begin

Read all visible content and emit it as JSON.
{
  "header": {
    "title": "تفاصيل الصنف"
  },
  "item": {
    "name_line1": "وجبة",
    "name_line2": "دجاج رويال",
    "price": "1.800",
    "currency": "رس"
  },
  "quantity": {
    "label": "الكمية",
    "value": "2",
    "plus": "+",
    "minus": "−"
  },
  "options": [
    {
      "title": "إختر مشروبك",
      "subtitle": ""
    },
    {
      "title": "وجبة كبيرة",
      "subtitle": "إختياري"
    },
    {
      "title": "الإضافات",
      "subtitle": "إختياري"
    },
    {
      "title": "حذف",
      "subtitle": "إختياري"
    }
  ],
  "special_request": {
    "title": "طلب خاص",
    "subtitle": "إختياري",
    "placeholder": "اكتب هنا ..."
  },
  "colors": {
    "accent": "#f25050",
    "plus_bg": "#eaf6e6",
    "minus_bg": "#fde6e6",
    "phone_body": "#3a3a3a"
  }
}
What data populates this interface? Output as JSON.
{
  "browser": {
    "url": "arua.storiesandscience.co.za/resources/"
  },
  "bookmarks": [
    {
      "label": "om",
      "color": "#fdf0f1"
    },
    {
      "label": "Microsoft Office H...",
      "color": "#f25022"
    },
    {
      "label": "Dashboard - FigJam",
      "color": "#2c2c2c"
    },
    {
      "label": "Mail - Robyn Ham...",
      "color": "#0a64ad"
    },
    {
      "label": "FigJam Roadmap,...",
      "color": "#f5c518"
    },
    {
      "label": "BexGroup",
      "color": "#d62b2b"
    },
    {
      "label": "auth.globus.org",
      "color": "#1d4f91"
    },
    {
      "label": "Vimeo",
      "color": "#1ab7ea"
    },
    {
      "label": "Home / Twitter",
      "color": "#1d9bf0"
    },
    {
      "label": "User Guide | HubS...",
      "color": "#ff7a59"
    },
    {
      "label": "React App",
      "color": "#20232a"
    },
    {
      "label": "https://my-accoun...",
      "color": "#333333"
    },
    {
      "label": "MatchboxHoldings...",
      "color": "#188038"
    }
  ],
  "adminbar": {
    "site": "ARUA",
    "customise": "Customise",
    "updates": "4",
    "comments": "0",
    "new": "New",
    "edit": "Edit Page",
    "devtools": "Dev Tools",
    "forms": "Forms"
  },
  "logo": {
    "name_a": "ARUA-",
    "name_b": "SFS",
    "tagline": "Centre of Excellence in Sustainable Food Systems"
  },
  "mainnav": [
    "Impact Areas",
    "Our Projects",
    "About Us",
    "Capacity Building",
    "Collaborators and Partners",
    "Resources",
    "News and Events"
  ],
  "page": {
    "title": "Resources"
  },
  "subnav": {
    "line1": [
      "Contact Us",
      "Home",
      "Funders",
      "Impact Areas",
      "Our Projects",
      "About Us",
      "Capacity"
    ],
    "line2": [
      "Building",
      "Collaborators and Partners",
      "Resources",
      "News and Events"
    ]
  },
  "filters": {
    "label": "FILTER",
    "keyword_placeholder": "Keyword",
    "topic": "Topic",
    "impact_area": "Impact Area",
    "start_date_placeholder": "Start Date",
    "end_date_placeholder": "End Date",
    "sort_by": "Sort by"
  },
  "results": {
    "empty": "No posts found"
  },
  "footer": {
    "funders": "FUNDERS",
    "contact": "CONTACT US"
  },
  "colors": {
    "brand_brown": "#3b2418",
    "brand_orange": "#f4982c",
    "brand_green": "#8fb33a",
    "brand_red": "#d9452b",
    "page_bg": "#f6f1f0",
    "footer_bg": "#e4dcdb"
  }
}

end

Problem to solve:
Pull out every line containing "Collaborators".

Final answer:
    "Collaborators and Partners",
      "Collaborators and Partners",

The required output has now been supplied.